* [原文]:
CT−循環器領域における東芝CTの到達点

山田徳和
営業推進部

近年,多くの施設に64列Multi Detector Row CT(MDCT)が導入され,虚血性心疾患の診断ツールとして心臓CT検査が急速に普及しつつある。
これまで,心臓(冠動脈)をCTで撮影するためには,主に3つの技術的要素(時間分解能,空間分解能,広範囲撮影)が求められてきたが,これらは64列MDCTの登場でひとまずの到達点に達したという評価を得ている。
さまざまなメーカーが,64列MDCTの次の世代を担う装置を発表しているが,本稿では,撮影ボリューム内の究極的な同時相化を眼目として開発されたArea Detector CT「Aquilion ONE」(図1)について紹介する。


図1 Aquilion ONEの外観
図1 Aquilion ONEの外観

■ Area Detector CT「Aquilion ONE」

Aquilion ONEの特筆すべき特長は,体軸方向0.5mm×320列(160mm)のエリアディテクター(図2)を搭載したことである。これは,単に多列化し,高速でスキャンできる点にのみ着目したわけではなく,全心臓を寝台移動することなく一度に撮影することにこだわった成果と言えよう。このエリアディテクターの搭載により,ONE Rotation/ONE Beat以内での心臓CT検査が可能となり,検査のクオリティを向上させる上でさまざまな利点が生まれた。


図2 0.5mm×320列の面検出器
図2 0.5mm×320列の面検出器

■ ONE Rotation/ONE Beatによる心臓CT検査

One Rotation/ONE Beatでの心臓CT検査の大きな特長は,(1) 撮影時間を短縮することにより,体軸方向の時間分解能も向上すること,(2) 被ばく線量の低減,(3) 少ない心拍で検査が終了するため,心拍変動の影響を除外することが可能なこと,(4) 複数心拍間での心位相ズレによるバンディングアーティファクトが原理的に発生しないこと,(5) 不整脈症例への対応が容易なことなど,多くの点が挙げられる1),2)

* [所与データ]:
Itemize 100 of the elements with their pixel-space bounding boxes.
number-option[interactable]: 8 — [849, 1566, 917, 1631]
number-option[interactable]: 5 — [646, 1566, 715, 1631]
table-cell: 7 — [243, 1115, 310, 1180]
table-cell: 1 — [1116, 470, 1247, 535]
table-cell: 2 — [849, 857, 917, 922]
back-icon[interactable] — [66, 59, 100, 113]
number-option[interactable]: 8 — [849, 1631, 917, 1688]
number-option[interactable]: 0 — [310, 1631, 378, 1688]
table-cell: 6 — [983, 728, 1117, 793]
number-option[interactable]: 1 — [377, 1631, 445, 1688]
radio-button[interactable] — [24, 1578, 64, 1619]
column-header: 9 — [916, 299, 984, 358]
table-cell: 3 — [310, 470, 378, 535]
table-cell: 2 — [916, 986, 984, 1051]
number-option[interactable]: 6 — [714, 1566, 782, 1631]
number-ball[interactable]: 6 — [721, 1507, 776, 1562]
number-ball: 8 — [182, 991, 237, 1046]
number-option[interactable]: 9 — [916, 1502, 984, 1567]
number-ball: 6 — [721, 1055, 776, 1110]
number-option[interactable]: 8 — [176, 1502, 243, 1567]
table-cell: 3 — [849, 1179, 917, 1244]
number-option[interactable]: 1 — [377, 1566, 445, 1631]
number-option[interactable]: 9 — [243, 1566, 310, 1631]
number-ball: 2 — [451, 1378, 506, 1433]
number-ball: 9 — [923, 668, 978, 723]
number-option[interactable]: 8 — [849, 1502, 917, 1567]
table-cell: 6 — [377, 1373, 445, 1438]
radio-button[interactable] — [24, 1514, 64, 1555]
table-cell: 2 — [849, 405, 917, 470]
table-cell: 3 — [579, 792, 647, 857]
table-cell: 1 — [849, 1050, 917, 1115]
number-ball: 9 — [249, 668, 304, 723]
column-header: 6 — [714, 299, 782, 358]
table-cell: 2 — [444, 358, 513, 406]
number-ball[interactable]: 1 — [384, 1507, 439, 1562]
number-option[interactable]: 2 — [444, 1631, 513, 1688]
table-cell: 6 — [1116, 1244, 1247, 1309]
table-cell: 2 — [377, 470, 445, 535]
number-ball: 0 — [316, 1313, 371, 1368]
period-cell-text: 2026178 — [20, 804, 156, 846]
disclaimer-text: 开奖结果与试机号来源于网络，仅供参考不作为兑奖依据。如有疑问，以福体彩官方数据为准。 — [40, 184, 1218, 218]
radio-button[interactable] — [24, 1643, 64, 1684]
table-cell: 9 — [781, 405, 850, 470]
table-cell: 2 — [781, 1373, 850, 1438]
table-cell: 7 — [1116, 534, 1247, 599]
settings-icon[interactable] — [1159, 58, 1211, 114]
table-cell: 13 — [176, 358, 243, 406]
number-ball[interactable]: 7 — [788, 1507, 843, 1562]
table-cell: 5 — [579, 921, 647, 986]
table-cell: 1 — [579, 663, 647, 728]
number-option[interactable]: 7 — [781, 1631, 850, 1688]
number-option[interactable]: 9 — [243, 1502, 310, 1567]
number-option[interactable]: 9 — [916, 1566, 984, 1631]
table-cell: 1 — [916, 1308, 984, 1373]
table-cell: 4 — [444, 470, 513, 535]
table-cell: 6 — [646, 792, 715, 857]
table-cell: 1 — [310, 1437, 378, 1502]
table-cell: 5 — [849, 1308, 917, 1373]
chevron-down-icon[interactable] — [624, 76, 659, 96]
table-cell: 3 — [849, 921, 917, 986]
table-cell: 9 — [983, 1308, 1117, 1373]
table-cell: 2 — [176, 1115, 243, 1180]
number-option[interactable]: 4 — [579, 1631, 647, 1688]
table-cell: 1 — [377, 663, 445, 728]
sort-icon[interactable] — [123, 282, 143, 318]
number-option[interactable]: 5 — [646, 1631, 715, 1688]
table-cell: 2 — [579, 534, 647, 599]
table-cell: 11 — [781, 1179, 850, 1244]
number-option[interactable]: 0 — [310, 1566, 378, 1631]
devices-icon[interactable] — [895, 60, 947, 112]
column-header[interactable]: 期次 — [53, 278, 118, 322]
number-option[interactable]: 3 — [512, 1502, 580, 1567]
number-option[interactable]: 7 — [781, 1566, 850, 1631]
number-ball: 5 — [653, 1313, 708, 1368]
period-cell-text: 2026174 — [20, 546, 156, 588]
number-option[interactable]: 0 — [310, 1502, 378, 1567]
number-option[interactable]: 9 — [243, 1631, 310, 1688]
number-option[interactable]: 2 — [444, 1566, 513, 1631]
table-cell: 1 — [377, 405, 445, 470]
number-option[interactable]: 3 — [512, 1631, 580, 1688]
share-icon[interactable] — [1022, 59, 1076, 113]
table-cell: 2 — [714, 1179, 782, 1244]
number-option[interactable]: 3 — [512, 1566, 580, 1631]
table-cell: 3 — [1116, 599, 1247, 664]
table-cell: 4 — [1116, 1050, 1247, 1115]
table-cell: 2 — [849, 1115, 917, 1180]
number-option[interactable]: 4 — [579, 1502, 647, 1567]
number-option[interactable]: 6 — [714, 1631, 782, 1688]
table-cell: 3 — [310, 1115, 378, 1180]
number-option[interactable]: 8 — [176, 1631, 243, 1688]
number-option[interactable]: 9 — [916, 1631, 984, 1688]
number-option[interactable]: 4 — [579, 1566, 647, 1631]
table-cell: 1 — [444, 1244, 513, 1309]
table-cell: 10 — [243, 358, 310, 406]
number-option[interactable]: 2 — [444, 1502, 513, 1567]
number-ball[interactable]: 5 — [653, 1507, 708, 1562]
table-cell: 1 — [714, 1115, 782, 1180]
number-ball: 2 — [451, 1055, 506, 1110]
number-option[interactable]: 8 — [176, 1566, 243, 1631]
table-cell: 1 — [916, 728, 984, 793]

* [課題の内容]:
1/ 原文で、心臓（冠動脈）をCTで撮影するために主に求められてきたとされる技術的要素をすべて挙げよ。
2/ 原文から、「近年,多くの施設に64列Multi Detector Row」を含む語句で始まり「Detector CT「Aquilion ONE」(図1)について紹介する。」で終わる部分をそのまま書き写せ。
3/ 原文によると、Aquilion ONEに搭載されたエリアディテクターの体軸方向の構成はどうなっているか。

* [解答一覧]:
1/ 時間分解能、空間分解能、広範囲撮影

2/
近年,多くの施設に64列Multi Detector Row CT(MDCT)が導入され,虚血性心疾患の診断ツールとして心臓CT検査が急速に普及しつつある。
これまで,心臓(冠動脈)をCTで撮影するためには,主に3つの技術的要素(時間分解能,空間分解能,広範囲撮影)が求められてきたが,これらは64列MDCTの登場でひとまずの到達点に達したという評価を得ている。
さまざまなメーカーが,64列MDCTの次の世代を担う装置を発表しているが,本稿では,撮影ボリューム内の究極的な同時相化を眼目として開発されたArea Detector CT「Aquilion ONE」(図1)について紹介する。

3/ 体軸方向0.5mm×320列（160mm）である。